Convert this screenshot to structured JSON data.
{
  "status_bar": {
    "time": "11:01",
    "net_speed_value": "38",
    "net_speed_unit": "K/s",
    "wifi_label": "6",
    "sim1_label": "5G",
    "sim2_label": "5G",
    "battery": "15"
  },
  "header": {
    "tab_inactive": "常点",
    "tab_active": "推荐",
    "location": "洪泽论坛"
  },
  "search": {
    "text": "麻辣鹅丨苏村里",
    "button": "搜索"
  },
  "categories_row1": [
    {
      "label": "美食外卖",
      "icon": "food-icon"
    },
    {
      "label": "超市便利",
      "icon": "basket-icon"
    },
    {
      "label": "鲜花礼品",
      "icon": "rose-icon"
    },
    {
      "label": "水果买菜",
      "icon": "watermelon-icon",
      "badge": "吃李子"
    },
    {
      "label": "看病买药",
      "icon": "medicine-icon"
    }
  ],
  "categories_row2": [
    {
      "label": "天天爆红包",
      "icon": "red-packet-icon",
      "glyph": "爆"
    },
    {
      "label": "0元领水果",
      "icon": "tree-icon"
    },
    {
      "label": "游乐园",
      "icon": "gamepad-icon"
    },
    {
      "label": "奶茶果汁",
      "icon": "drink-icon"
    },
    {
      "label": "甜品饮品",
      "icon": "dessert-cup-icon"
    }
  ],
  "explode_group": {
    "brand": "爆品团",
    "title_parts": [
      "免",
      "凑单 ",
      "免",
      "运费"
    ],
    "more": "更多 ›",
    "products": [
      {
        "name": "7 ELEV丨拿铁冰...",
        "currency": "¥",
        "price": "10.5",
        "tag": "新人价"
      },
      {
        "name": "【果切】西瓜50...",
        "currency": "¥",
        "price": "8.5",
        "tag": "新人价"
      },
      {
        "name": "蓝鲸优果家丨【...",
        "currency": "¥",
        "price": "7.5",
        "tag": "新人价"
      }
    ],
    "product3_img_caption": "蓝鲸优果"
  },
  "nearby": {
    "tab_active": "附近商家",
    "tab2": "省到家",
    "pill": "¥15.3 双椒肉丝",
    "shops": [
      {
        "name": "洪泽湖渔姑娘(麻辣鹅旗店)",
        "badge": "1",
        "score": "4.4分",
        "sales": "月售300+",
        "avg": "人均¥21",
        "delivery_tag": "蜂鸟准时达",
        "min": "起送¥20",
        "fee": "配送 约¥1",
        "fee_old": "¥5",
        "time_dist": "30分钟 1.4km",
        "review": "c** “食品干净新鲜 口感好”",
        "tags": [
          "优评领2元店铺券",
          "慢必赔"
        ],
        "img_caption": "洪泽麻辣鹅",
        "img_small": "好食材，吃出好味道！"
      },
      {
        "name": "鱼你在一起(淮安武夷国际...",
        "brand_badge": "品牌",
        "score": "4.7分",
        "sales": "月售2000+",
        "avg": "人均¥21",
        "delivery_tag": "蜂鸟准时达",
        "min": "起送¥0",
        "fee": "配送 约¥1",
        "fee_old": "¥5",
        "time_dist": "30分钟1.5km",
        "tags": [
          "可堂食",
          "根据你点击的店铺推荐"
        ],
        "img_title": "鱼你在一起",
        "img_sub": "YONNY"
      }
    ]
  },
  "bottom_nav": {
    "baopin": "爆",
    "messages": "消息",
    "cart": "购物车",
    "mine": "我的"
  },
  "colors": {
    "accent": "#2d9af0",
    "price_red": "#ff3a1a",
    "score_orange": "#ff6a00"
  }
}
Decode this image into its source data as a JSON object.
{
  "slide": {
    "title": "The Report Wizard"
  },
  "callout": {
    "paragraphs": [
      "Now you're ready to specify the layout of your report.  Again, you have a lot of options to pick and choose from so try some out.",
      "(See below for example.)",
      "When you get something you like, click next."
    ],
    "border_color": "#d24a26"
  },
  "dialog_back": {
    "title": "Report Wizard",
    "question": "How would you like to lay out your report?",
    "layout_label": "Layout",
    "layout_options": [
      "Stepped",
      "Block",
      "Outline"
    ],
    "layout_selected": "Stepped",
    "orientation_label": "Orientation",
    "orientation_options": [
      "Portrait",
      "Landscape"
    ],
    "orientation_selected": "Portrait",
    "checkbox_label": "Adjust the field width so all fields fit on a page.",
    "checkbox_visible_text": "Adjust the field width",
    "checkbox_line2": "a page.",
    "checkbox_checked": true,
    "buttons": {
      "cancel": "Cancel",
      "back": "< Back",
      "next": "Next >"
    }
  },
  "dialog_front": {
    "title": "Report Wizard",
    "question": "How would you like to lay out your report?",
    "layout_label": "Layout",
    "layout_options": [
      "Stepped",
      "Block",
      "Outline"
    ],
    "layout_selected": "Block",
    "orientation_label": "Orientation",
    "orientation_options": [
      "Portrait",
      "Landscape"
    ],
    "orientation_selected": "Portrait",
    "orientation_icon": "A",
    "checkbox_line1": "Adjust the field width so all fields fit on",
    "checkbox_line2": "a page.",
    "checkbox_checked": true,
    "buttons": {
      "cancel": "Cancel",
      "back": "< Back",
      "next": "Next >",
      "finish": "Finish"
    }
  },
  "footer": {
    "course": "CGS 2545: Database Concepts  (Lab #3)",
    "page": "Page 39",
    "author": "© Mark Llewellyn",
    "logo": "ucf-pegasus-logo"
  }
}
......
DIRECTION
Write out every record shown above, word for word.

WRITTEN SOLUTION
Convert this screenshot to structured JSON data.
{
  "status_bar": {
    "time": "11:01",
    "net_speed_value": "38",
    "net_speed_unit": "K/s",
    "wifi_label": "6",
    "sim1_label": "5G",
    "sim2_label": "5G",
    "battery": "15"
  },
  "header": {
    "tab_inactive": "常点",
    "tab_active": "推荐",
    "location": "洪泽论坛"
  },
  "search": {
    "text": "麻辣鹅丨苏村里",
    "button": "搜索"
  },
  "categories_row1": [
    {
      "label": "美食外卖",
      "icon": "food-icon"
    },
    {
      "label": "超市便利",
      "icon": "basket-icon"
    },
    {
      "label": "鲜花礼品",
      "icon": "rose-icon"
    },
    {
      "label": "水果买菜",
      "icon": "watermelon-icon",
      "badge": "吃李子"
    },
    {
      "label": "看病买药",
      "icon": "medicine-icon"
    }
  ],
  "categories_row2": [
    {
      "label": "天天爆红包",
      "icon": "red-packet-icon",
      "glyph": "爆"
    },
    {
      "label": "0元领水果",
      "icon": "tree-icon"
    },
    {
      "label": "游乐园",
      "icon": "gamepad-icon"
    },
    {
      "label": "奶茶果汁",
      "icon": "drink-icon"
    },
    {
      "label": "甜品饮品",
      "icon": "dessert-cup-icon"
    }
  ],
  "explode_group": {
    "brand": "爆品团",
    "title_parts": [
      "免",
      "凑单 ",
      "免",
      "运费"
    ],
    "more": "更多 ›",
    "products": [
      {
        "name": "7 ELEV丨拿铁冰...",
        "currency": "¥",
        "price": "10.5",
        "tag": "新人价"
      },
      {
        "name": "【果切】西瓜50...",
        "currency": "¥",
        "price": "8.5",
        "tag": "新人价"
      },
      {
        "name": "蓝鲸优果家丨【...",
        "currency": "¥",
        "price": "7.5",
        "tag": "新人价"
      }
    ],
    "product3_img_caption": "蓝鲸优果"
  },
  "nearby": {
    "tab_active": "附近商家",
    "tab2": "省到家",
    "pill": "¥15.3 双椒肉丝",
    "shops": [
      {
        "name": "洪泽湖渔姑娘(麻辣鹅旗店)",
        "badge": "1",
        "score": "4.4分",
        "sales": "月售300+",
        "avg": "人均¥21",
        "delivery_tag": "蜂鸟准时达",
        "min": "起送¥20",
        "fee": "配送 约¥1",
        "fee_old": "¥5",
        "time_dist": "30分钟 1.4km",
        "review": "c** “食品干净新鲜 口感好”",
        "tags": [
          "优评领2元店铺券",
          "慢必赔"
        ],
        "img_caption": "洪泽麻辣鹅",
        "img_small": "好食材，吃出好味道！"
      },
      {
        "name": "鱼你在一起(淮安武夷国际...",
        "brand_badge": "品牌",
        "score": "4.7分",
        "sales": "月售2000+",
        "avg": "人均¥21",
        "delivery_tag": "蜂鸟准时达",
        "min": "起送¥0",
        "fee": "配送 约¥1",
        "fee_old": "¥5",
        "time_dist": "30分钟1.5km",
        "tags": [
          "可堂食",
          "根据你点击的店铺推荐"
        ],
        "img_title": "鱼你在一起",
        "img_sub": "YONNY"
      }
    ]
  },
  "bottom_nav": {
    "baopin": "爆",
    "messages": "消息",
    "cart": "购物车",
    "mine": "我的"
  },
  "colors": {
    "accent": "#2d9af0",
    "price_red": "#ff3a1a",
    "score_orange": "#ff6a00"
  }
}
Decode this image into its source data as a JSON object.
{
  "slide": {
    "title": "The Report Wizard"
  },
  "callout": {
    "paragraphs": [
      "Now you're ready to specify the layout of your report.  Again, you have a lot of options to pick and choose from so try some out.",
      "(See below for example.)",
      "When you get something you like, click next."
    ],
    "border_color": "#d24a26"
  },
  "dialog_back": {
    "title": "Report Wizard",
    "question": "How would you like to lay out your report?",
    "layout_label": "Layout",
    "layout_options": [
      "Stepped",
      "Block",
      "Outline"
    ],
    "layout_selected": "Stepped",
    "orientation_label": "Orientation",
    "orientation_options": [
      "Portrait",
      "Landscape"
    ],
    "orientation_selected": "Portrait",
    "checkbox_label": "Adjust the field width so all fields fit on a page.",
    "checkbox_visible_text": "Adjust the field width",
    "checkbox_line2": "a page.",
    "checkbox_checked": true,
    "buttons": {
      "cancel": "Cancel",
      "back": "< Back",
      "next": "Next >"
    }
  },
  "dialog_front": {
    "title": "Report Wizard",
    "question": "How would you like to lay out your report?",
    "layout_label": "Layout",
    "layout_options": [
      "Stepped",
      "Block",
      "Outline"
    ],
    "layout_selected": "Block",
    "orientation_label": "Orientation",
    "orientation_options": [
      "Portrait",
      "Landscape"
    ],
    "orientation_selected": "Portrait",
    "orientation_icon": "A",
    "checkbox_line1": "Adjust the field width so all fields fit on",
    "checkbox_line2": "a page.",
    "checkbox_checked": true,
    "buttons": {
      "cancel": "Cancel",
      "back": "< Back",
      "next": "Next >",
      "finish": "Finish"
    }
  },
  "footer": {
    "course": "CGS 2545: Database Concepts  (Lab #3)",
    "page": "Page 39",
    "author": "© Mark Llewellyn",
    "logo": "ucf-pegasus-logo"
  }
}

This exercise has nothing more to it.